'''
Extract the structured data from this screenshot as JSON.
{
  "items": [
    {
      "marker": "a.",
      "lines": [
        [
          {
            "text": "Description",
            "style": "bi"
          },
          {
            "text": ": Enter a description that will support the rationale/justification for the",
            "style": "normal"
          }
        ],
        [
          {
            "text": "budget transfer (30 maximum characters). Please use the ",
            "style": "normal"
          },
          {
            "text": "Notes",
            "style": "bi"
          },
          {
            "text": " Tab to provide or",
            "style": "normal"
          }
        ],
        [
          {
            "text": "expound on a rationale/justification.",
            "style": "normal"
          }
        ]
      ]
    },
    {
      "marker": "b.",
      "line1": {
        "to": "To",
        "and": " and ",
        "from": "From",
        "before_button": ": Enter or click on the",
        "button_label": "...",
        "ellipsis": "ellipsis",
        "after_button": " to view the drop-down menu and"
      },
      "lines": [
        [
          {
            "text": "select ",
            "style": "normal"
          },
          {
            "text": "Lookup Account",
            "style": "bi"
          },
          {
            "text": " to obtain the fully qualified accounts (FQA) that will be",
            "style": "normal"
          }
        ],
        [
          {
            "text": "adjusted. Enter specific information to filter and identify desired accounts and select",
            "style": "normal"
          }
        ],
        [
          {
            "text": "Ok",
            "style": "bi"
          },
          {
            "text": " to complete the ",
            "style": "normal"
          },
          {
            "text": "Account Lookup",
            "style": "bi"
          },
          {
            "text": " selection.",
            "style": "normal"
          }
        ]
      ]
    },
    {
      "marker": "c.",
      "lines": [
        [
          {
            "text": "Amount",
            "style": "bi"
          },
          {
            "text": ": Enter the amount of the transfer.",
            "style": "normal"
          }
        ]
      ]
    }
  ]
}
'''
→ Short problem:
Copy out every line of the listing that contains the string "from".

→ Written response:
Extract the structured data from this screenshot as JSON.
        "from": "From",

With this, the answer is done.